- _PROVIDED DATA_:
※ ※ ※
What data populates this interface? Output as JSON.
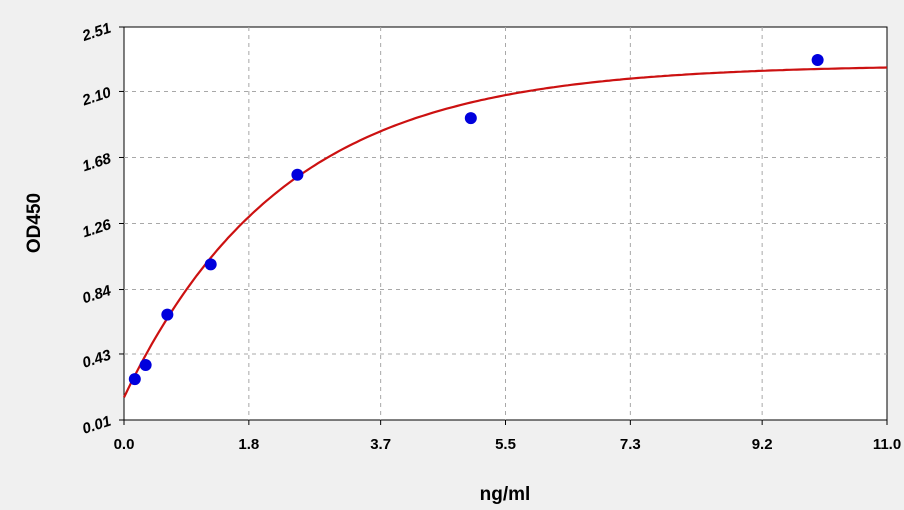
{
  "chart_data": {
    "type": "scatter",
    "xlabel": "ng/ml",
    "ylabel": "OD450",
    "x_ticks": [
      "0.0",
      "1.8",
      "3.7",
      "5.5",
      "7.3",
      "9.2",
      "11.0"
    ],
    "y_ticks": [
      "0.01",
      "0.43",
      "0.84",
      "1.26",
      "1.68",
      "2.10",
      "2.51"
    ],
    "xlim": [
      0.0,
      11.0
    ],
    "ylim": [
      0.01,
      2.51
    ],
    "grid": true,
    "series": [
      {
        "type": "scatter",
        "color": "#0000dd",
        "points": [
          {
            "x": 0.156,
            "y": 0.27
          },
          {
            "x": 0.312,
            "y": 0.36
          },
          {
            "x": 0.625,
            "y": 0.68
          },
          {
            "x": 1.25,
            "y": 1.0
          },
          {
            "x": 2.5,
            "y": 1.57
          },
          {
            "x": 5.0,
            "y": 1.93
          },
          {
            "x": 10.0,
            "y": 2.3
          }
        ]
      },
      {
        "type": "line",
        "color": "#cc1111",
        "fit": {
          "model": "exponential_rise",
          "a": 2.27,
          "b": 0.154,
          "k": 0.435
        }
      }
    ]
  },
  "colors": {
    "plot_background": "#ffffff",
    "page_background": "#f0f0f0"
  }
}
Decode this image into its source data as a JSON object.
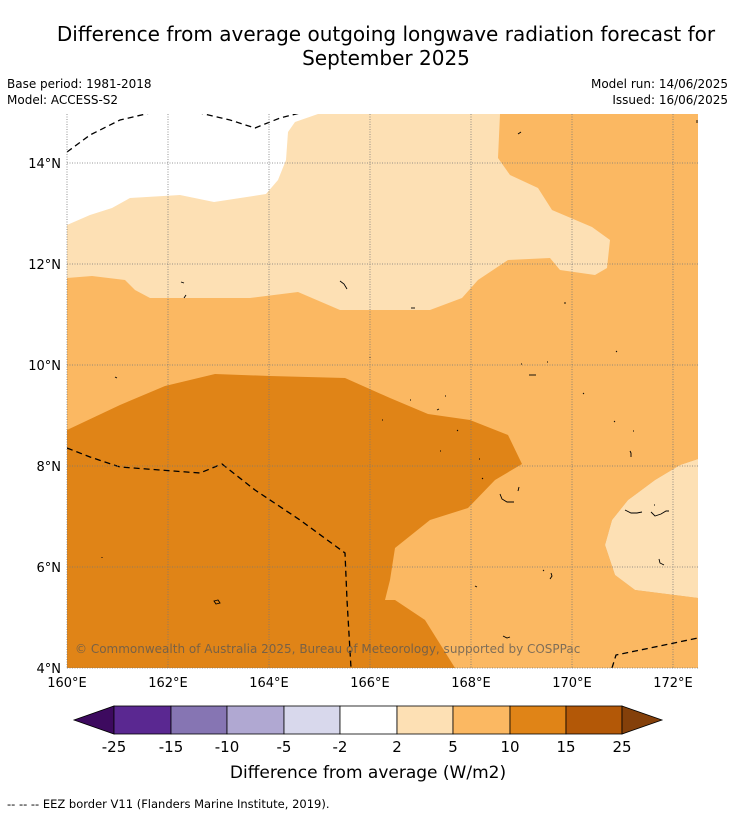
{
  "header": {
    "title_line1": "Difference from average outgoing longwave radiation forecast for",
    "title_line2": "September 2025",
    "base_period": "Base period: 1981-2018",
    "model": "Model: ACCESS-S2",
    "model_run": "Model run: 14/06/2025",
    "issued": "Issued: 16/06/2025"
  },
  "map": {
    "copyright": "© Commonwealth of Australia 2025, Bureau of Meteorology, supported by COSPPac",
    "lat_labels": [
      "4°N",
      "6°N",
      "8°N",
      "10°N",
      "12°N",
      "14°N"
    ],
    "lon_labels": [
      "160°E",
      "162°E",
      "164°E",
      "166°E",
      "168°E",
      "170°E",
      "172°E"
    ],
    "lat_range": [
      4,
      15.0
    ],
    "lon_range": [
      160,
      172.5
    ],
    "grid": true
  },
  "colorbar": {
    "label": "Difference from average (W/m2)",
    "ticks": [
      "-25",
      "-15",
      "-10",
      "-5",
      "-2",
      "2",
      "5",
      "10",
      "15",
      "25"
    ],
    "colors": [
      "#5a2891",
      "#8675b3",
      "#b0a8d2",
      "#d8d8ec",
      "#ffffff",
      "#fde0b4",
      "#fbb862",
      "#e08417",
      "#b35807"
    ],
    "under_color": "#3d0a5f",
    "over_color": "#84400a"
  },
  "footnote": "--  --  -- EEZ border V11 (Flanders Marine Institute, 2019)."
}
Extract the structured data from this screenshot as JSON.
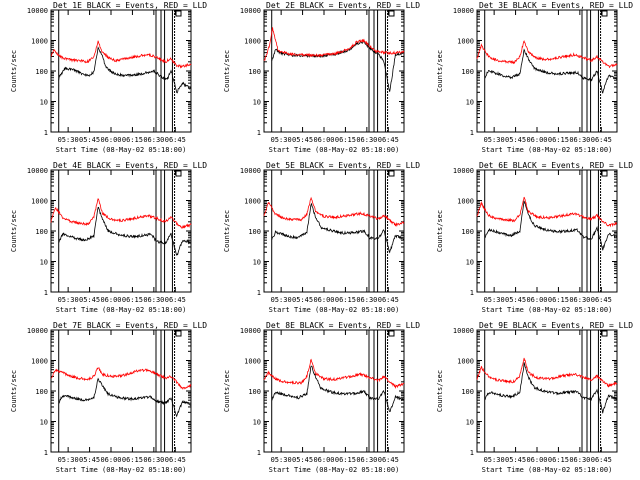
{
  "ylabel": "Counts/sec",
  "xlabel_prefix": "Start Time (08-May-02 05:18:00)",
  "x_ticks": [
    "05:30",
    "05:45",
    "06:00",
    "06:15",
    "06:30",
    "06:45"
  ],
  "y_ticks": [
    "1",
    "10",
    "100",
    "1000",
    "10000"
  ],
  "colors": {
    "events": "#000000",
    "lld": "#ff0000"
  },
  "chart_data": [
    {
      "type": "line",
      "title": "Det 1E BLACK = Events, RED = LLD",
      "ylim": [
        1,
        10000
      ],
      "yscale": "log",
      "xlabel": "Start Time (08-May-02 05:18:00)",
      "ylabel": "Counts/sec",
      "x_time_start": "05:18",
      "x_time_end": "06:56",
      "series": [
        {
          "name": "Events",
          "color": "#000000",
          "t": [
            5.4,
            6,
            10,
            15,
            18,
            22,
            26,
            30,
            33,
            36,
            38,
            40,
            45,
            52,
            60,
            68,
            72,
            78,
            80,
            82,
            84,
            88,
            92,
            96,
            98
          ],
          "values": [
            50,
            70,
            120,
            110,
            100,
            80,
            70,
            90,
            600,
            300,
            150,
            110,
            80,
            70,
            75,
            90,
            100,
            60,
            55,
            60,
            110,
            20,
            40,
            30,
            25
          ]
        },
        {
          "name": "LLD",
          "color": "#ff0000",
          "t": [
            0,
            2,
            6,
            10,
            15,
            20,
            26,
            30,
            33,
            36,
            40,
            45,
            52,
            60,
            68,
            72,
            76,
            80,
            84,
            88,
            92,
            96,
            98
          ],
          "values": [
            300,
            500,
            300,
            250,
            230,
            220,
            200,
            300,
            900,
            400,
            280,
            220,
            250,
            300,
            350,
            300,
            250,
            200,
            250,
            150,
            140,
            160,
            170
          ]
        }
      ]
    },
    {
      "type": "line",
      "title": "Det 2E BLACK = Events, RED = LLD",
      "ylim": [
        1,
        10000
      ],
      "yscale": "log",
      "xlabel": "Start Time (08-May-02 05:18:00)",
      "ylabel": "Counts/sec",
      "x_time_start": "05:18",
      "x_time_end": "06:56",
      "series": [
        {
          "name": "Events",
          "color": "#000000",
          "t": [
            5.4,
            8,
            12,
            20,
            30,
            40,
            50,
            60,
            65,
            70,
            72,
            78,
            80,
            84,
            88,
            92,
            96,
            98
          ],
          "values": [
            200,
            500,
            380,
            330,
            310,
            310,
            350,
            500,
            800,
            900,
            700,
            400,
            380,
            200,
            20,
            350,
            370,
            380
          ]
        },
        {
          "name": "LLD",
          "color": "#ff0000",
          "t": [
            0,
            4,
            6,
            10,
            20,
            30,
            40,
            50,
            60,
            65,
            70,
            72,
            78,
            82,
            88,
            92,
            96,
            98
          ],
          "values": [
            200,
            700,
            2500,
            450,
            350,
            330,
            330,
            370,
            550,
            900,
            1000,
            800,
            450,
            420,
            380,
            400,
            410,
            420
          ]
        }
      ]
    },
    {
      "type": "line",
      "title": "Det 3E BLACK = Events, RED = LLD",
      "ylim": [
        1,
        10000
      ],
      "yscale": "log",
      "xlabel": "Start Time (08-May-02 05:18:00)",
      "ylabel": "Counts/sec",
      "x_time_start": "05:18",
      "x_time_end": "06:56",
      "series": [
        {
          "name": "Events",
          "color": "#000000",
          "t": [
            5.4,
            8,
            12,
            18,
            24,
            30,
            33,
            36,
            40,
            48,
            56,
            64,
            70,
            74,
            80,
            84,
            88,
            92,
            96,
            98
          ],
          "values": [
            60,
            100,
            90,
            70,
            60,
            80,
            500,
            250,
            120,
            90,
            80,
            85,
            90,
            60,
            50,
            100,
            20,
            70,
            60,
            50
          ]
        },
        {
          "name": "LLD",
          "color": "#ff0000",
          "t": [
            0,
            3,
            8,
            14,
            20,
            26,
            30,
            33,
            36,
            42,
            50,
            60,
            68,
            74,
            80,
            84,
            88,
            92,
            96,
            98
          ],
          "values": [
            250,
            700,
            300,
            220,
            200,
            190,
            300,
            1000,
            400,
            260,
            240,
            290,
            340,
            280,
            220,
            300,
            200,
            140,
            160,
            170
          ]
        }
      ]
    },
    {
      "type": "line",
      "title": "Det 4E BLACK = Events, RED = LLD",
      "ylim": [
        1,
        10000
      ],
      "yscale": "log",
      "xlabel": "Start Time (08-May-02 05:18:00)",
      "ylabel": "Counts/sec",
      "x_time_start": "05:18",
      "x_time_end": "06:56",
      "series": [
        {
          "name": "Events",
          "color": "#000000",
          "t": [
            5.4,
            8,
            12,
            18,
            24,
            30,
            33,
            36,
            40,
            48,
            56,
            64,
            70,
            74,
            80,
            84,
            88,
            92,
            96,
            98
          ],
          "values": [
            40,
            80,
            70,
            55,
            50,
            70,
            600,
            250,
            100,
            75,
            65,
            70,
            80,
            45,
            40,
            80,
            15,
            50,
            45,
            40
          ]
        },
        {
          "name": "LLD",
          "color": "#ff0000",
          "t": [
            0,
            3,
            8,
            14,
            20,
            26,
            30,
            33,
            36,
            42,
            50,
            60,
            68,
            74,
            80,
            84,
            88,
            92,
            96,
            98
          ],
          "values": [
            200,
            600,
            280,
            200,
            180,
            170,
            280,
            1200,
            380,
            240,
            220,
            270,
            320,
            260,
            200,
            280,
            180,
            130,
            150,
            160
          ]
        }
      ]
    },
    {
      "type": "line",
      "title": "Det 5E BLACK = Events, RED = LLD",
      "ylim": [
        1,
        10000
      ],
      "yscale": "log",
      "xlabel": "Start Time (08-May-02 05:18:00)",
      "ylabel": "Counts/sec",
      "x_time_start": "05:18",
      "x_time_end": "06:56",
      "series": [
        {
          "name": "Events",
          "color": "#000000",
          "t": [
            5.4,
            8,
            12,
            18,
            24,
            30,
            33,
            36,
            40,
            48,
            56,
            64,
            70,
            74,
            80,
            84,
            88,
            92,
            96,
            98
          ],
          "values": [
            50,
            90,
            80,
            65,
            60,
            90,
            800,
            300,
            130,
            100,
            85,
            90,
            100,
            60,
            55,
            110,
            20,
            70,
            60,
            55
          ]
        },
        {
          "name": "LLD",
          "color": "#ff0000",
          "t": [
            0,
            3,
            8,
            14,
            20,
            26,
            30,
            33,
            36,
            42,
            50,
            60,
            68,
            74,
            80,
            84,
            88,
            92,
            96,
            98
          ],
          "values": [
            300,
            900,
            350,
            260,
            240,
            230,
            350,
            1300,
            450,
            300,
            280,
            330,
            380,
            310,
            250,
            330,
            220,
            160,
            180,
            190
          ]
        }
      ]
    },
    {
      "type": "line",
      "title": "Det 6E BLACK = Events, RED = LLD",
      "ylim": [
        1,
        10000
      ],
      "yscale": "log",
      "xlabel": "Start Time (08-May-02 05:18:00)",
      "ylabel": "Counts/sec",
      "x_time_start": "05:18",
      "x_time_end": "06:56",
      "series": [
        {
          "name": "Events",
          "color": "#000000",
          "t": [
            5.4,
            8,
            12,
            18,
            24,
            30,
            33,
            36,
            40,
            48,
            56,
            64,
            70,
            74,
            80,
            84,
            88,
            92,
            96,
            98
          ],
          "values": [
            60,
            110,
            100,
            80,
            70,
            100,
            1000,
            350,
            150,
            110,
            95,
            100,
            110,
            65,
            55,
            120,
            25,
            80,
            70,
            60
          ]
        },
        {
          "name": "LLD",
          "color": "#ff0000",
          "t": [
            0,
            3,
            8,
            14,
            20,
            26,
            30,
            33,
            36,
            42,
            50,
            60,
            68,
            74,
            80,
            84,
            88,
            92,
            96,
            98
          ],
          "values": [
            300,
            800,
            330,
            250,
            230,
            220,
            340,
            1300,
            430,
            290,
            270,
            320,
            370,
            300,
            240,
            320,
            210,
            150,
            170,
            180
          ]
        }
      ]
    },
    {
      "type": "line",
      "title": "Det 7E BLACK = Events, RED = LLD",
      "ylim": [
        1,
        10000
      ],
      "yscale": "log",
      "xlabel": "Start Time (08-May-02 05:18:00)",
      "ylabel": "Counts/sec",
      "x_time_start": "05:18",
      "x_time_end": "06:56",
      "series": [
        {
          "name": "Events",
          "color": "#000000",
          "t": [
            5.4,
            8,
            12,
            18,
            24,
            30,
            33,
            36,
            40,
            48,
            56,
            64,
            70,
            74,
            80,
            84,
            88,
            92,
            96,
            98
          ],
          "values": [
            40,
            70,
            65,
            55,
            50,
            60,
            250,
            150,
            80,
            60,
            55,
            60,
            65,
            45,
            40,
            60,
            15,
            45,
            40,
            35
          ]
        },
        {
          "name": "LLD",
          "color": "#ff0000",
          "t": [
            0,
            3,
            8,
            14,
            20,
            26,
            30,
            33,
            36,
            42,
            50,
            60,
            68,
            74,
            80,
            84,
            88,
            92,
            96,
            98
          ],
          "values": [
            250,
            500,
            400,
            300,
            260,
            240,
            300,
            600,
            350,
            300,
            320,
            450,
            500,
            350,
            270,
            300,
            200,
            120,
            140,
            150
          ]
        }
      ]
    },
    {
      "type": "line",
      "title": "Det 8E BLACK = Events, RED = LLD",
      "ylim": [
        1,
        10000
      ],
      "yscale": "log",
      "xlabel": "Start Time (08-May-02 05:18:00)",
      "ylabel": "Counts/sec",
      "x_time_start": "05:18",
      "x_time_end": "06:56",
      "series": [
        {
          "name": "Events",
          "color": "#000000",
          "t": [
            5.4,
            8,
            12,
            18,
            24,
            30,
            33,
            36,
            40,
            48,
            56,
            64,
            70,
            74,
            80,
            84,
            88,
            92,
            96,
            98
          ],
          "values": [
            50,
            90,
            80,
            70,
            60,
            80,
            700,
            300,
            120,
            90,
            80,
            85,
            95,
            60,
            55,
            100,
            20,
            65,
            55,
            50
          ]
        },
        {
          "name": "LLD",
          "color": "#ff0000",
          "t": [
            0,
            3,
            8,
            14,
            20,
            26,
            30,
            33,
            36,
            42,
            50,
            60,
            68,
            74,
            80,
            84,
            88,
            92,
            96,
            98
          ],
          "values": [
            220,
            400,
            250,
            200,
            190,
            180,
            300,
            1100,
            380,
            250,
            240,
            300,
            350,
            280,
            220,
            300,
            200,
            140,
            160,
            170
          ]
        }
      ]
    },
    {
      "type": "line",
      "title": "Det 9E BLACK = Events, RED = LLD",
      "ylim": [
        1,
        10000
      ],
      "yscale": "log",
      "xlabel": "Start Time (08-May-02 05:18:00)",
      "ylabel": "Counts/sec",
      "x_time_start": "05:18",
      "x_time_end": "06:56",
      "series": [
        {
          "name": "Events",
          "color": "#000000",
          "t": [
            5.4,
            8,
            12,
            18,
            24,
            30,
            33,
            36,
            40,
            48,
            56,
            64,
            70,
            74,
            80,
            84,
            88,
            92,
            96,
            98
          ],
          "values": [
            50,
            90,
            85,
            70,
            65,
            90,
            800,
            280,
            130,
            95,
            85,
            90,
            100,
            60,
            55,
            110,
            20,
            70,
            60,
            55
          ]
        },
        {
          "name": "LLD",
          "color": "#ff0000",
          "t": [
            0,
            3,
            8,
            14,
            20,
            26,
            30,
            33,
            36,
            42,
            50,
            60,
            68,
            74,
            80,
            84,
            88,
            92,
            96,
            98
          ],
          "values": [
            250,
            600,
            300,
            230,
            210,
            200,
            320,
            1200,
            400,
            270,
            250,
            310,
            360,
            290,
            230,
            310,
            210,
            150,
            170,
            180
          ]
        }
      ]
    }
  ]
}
※ ※ ※
- _WRITTEN TASK_: Scan the lines for the string "JSON". Copy out each line that matches.

- _SOLVED EXERCISE_:
What data populates this interface? Output as JSON.
Decode this image into its source data as a JSON object.
Extract the structured data from this screenshot as JSON.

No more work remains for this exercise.